■ **Directions for this task**: Copy out each line below that has the word "have" in it.
===== Recorded information
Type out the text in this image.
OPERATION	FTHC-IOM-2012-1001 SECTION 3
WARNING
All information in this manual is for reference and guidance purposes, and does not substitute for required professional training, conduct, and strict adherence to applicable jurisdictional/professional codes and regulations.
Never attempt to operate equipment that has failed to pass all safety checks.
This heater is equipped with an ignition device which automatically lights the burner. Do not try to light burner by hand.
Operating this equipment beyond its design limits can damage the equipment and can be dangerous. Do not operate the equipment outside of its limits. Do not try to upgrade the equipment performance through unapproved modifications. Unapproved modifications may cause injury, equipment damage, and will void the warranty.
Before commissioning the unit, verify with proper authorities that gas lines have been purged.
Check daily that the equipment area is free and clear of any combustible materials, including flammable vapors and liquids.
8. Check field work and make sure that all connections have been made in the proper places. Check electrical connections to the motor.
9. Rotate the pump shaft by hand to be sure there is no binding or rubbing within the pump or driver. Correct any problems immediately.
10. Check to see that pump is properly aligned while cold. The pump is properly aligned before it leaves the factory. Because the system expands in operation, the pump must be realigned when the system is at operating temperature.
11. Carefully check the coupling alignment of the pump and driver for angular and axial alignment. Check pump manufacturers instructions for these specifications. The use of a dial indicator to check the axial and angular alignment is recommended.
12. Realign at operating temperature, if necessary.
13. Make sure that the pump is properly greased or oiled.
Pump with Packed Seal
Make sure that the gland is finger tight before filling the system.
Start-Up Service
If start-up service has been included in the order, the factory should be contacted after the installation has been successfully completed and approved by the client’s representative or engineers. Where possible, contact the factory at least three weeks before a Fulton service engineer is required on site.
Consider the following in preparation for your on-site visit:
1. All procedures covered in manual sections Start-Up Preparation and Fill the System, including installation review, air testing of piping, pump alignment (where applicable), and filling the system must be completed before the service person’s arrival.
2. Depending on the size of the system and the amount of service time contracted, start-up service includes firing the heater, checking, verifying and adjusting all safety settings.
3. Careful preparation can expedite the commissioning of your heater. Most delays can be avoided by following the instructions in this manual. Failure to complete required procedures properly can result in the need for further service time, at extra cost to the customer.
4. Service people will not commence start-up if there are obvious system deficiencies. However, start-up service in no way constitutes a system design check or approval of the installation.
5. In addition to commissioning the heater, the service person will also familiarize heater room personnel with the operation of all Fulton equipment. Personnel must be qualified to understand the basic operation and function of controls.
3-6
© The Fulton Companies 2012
==========
■ **Response below**:
Before commissioning the unit, verify with proper authorities that gas lines have been purged.
8. Check field work and make sure that all connections have been made in the proper places. Check electrical connections to the motor.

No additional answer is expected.